Collected data:
•••••

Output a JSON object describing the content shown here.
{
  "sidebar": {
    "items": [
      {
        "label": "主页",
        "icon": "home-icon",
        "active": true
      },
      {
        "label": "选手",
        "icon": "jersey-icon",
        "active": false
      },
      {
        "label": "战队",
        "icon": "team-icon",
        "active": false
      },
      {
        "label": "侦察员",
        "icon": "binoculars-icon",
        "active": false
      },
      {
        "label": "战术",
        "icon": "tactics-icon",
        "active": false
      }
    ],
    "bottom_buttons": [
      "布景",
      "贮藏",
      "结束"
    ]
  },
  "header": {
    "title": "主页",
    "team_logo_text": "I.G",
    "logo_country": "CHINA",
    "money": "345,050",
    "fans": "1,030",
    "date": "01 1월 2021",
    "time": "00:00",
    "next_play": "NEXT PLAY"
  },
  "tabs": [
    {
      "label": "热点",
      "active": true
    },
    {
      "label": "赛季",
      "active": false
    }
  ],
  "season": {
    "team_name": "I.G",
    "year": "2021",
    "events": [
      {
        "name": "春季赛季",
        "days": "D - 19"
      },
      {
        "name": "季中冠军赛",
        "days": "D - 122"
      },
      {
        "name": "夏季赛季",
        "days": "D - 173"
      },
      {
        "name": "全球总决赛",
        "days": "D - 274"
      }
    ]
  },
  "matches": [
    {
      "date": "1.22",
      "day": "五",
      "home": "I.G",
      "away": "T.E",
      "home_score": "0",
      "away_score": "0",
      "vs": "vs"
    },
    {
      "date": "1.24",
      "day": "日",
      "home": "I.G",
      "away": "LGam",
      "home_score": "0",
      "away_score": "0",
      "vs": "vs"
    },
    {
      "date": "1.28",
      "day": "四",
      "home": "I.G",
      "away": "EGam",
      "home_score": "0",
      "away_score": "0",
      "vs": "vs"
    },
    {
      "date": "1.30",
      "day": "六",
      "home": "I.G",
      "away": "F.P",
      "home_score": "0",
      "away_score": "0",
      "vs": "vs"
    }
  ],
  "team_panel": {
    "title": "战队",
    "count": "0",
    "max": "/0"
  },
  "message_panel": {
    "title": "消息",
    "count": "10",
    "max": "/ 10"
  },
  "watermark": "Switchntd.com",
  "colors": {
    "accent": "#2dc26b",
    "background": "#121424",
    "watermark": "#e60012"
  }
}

•••••

Find all lines where the word "date" appears. Copy them.

    "date": "01 1월 2021",
      "date": "1.22",
      "date": "1.24",
      "date": "1.28",
      "date": "1.30",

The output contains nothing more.